What is asked ->
Retype the listing that follows, word for word.

Record list ->
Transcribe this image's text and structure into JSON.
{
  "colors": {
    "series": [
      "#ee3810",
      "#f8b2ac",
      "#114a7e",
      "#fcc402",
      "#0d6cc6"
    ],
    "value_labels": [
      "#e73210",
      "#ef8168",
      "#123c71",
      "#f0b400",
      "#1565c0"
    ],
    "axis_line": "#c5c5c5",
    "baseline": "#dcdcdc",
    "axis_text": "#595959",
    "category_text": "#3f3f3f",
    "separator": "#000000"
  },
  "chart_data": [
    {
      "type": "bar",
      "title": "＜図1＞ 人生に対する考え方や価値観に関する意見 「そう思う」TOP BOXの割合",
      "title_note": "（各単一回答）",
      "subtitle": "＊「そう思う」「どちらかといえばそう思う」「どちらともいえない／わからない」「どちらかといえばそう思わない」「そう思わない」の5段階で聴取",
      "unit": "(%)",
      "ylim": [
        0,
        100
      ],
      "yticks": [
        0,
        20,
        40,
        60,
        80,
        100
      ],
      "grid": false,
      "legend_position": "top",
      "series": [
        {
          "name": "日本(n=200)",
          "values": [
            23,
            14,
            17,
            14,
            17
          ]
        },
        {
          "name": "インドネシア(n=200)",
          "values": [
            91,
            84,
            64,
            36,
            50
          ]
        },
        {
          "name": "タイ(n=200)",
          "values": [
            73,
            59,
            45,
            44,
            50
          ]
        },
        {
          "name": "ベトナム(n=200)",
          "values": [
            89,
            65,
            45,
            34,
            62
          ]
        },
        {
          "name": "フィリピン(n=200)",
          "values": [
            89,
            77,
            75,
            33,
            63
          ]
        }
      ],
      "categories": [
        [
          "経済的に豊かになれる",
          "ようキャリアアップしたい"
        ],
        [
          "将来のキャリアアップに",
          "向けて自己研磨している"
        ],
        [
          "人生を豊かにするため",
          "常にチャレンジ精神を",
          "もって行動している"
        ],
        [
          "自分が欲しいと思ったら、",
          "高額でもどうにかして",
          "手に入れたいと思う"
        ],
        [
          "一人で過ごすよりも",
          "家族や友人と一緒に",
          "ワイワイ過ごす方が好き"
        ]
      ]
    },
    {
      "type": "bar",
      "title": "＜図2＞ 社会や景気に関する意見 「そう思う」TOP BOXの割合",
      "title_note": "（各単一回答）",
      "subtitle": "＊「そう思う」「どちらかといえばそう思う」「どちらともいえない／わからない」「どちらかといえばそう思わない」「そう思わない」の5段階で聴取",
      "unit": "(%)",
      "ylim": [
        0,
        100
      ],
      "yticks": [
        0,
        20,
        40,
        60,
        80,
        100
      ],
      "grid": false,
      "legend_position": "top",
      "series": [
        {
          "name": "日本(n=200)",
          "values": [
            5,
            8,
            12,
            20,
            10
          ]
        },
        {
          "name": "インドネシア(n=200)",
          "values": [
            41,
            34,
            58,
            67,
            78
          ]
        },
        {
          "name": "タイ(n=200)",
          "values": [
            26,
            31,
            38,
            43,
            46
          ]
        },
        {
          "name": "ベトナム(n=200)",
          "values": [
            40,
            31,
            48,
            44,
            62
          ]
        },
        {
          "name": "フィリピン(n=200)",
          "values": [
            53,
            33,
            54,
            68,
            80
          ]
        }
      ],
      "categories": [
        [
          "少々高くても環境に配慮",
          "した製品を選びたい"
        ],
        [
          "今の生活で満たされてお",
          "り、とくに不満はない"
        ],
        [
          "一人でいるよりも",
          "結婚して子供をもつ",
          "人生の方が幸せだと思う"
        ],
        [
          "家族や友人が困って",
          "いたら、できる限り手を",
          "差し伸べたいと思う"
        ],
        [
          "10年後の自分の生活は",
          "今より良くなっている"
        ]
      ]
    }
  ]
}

Solution to this problem ->
Transcribe this image's text and structure into JSON.
{
  "colors": {
    "series": [
      "#ee3810",
      "#f8b2ac",
      "#114a7e",
      "#fcc402",
      "#0d6cc6"
    ],
    "value_labels": [
      "#e73210",
      "#ef8168",
      "#123c71",
      "#f0b400",
      "#1565c0"
    ],
    "axis_line": "#c5c5c5",
    "baseline": "#dcdcdc",
    "axis_text": "#595959",
    "category_text": "#3f3f3f",
    "separator": "#000000"
  },
  "chart_data": [
    {
      "type": "bar",
      "title": "＜図1＞ 人生に対する考え方や価値観に関する意見 「そう思う」TOP BOXの割合",
      "title_note": "（各単一回答）",
      "subtitle": "＊「そう思う」「どちらかといえばそう思う」「どちらともいえない／わからない」「どちらかといえばそう思わない」「そう思わない」の5段階で聴取",
      "unit": "(%)",
      "ylim": [
        0,
        100
      ],
      "yticks": [
        0,
        20,
        40,
        60,
        80,
        100
      ],
      "grid": false,
      "legend_position": "top",
      "series": [
        {
          "name": "日本(n=200)",
          "values": [
            23,
            14,
            17,
            14,
            17
          ]
        },
        {
          "name": "インドネシア(n=200)",
          "values": [
            91,
            84,
            64,
            36,
            50
          ]
        },
        {
          "name": "タイ(n=200)",
          "values": [
            73,
            59,
            45,
            44,
            50
          ]
        },
        {
          "name": "ベトナム(n=200)",
          "values": [
            89,
            65,
            45,
            34,
            62
          ]
        },
        {
          "name": "フィリピン(n=200)",
          "values": [
            89,
            77,
            75,
            33,
            63
          ]
        }
      ],
      "categories": [
        [
          "経済的に豊かになれる",
          "ようキャリアアップしたい"
        ],
        [
          "将来のキャリアアップに",
          "向けて自己研磨している"
        ],
        [
          "人生を豊かにするため",
          "常にチャレンジ精神を",
          "もって行動している"
        ],
        [
          "自分が欲しいと思ったら、",
          "高額でもどうにかして",
          "手に入れたいと思う"
        ],
        [
          "一人で過ごすよりも",
          "家族や友人と一緒に",
          "ワイワイ過ごす方が好き"
        ]
      ]
    },
    {
      "type": "bar",
      "title": "＜図2＞ 社会や景気に関する意見 「そう思う」TOP BOXの割合",
      "title_note": "（各単一回答）",
      "subtitle": "＊「そう思う」「どちらかといえばそう思う」「どちらともいえない／わからない」「どちらかといえばそう思わない」「そう思わない」の5段階で聴取",
      "unit": "(%)",
      "ylim": [
        0,
        100
      ],
      "yticks": [
        0,
        20,
        40,
        60,
        80,
        100
      ],
      "grid": false,
      "legend_position": "top",
      "series": [
        {
          "name": "日本(n=200)",
          "values": [
            5,
            8,
            12,
            20,
            10
          ]
        },
        {
          "name": "インドネシア(n=200)",
          "values": [
            41,
            34,
            58,
            67,
            78
          ]
        },
        {
          "name": "タイ(n=200)",
          "values": [
            26,
            31,
            38,
            43,
            46
          ]
        },
        {
          "name": "ベトナム(n=200)",
          "values": [
            40,
            31,
            48,
            44,
            62
          ]
        },
        {
          "name": "フィリピン(n=200)",
          "values": [
            53,
            33,
            54,
            68,
            80
          ]
        }
      ],
      "categories": [
        [
          "少々高くても環境に配慮",
          "した製品を選びたい"
        ],
        [
          "今の生活で満たされてお",
          "り、とくに不満はない"
        ],
        [
          "一人でいるよりも",
          "結婚して子供をもつ",
          "人生の方が幸せだと思う"
        ],
        [
          "家族や友人が困って",
          "いたら、できる限り手を",
          "差し伸べたいと思う"
        ],
        [
          "10年後の自分の生活は",
          "今より良くなっている"
        ]
      ]
    }
  ]
}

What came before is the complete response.